### Task requirements
Repeat the items below word for word, beginning with the first line and stopping after the line that contains "materi-text: Sumber daya". Include both of those lines.

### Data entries

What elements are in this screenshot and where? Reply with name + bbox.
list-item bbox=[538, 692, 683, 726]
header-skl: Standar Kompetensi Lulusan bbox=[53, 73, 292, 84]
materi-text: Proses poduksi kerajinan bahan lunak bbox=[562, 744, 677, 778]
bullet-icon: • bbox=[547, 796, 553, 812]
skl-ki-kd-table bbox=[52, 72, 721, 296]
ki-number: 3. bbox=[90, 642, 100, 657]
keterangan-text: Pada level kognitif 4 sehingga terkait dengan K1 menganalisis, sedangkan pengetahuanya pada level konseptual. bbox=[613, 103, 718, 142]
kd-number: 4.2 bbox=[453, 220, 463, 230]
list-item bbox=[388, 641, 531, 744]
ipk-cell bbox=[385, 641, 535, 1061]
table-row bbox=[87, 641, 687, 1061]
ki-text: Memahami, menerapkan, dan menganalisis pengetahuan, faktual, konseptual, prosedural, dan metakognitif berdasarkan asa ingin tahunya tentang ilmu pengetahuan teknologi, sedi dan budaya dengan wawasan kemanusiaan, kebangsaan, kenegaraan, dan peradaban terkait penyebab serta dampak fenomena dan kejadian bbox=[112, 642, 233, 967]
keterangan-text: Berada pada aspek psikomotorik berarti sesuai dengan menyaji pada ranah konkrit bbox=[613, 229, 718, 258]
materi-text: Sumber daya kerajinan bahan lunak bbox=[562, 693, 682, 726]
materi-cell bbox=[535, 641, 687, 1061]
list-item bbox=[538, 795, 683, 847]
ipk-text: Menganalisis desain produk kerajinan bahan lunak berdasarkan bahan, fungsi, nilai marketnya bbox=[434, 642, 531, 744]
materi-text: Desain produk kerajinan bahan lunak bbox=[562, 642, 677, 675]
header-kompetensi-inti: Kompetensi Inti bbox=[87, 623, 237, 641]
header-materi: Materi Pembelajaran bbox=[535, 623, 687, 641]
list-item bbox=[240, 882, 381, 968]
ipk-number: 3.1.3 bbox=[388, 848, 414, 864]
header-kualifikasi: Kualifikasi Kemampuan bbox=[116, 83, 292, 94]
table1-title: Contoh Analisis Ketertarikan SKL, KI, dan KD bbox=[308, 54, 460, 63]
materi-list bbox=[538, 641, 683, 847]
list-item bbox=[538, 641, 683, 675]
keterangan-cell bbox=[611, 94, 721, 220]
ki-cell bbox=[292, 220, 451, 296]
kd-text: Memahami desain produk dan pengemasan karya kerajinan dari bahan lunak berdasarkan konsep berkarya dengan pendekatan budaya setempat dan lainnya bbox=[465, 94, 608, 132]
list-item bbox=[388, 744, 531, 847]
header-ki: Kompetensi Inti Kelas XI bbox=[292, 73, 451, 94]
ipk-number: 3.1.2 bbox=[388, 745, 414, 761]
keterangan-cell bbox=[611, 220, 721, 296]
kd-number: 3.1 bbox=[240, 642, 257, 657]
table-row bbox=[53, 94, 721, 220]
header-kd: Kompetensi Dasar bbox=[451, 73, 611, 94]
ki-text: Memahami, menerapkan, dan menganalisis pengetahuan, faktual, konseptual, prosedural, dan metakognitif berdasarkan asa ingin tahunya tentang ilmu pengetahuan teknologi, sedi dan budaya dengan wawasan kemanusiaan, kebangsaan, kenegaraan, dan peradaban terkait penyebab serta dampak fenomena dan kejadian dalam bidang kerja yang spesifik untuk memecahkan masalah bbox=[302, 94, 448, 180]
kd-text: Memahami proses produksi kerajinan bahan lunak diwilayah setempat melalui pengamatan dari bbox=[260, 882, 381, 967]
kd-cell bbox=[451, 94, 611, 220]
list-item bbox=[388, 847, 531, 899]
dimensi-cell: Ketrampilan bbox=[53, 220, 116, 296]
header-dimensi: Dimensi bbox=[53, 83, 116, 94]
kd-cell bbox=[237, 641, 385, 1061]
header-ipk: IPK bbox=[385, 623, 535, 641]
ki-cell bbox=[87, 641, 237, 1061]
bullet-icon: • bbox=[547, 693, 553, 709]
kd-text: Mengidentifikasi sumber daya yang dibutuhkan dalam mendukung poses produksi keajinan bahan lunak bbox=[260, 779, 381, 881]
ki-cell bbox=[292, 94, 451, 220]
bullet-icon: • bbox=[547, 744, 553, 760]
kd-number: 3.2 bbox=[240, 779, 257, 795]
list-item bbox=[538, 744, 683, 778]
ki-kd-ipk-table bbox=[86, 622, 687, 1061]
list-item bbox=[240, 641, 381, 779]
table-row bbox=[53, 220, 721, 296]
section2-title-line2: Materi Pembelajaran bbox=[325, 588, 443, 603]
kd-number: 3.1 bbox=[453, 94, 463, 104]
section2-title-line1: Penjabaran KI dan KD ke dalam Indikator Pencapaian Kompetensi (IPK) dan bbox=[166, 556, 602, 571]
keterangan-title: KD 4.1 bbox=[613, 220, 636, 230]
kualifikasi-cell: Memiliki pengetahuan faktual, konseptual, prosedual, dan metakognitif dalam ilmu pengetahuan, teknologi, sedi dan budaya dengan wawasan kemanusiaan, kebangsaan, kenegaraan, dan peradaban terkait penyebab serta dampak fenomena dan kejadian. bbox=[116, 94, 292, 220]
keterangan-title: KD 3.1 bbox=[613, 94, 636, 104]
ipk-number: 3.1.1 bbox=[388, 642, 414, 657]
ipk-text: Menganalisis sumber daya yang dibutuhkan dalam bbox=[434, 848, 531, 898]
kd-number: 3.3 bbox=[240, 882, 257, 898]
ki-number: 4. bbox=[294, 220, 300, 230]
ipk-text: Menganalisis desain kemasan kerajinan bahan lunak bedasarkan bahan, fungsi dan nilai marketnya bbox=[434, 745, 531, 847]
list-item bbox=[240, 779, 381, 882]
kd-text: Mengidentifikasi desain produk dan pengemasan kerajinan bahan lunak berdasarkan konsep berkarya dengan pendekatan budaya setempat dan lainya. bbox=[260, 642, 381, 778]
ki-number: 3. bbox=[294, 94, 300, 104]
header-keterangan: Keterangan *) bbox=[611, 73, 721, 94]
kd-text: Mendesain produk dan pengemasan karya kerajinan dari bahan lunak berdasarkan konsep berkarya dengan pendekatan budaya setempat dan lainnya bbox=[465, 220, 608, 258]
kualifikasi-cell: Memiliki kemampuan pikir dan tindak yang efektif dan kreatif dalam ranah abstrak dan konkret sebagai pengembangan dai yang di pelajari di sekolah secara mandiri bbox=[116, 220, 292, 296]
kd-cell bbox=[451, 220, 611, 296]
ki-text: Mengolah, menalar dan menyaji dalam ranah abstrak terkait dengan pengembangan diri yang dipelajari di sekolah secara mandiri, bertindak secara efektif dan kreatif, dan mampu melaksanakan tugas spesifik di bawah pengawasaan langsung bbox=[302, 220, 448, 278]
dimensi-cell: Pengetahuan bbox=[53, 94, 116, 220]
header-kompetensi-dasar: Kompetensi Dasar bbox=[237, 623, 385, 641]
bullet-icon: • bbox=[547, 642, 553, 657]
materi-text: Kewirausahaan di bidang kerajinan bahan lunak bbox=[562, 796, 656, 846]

### Response below
What elements are in this screenshot and where? Reply with name + bbox.
list-item bbox=[538, 692, 683, 726]
header-skl: Standar Kompetensi Lulusan bbox=[53, 73, 292, 84]
materi-text: Proses poduksi kerajinan bahan lunak bbox=[562, 744, 677, 778]
bullet-icon: • bbox=[547, 796, 553, 812]
skl-ki-kd-table bbox=[52, 72, 721, 296]
ki-number: 3. bbox=[90, 642, 100, 657]
keterangan-text: Pada level kognitif 4 sehingga terkait dengan K1 menganalisis, sedangkan pengetahuanya pada level konseptual. bbox=[613, 103, 718, 142]
kd-number: 4.2 bbox=[453, 220, 463, 230]
list-item bbox=[388, 641, 531, 744]
ipk-cell bbox=[385, 641, 535, 1061]
table-row bbox=[87, 641, 687, 1061]
ki-text: Memahami, menerapkan, dan menganalisis pengetahuan, faktual, konseptual, prosedural, dan metakognitif berdasarkan asa ingin tahunya tentang ilmu pengetahuan teknologi, sedi dan budaya dengan wawasan kemanusiaan, kebangsaan, kenegaraan, dan peradaban terkait penyebab serta dampak fenomena dan kejadian bbox=[112, 642, 233, 967]
keterangan-text: Berada pada aspek psikomotorik berarti sesuai dengan menyaji pada ranah konkrit bbox=[613, 229, 718, 258]
materi-text: Sumber daya kerajinan bahan lunak bbox=[562, 693, 682, 726]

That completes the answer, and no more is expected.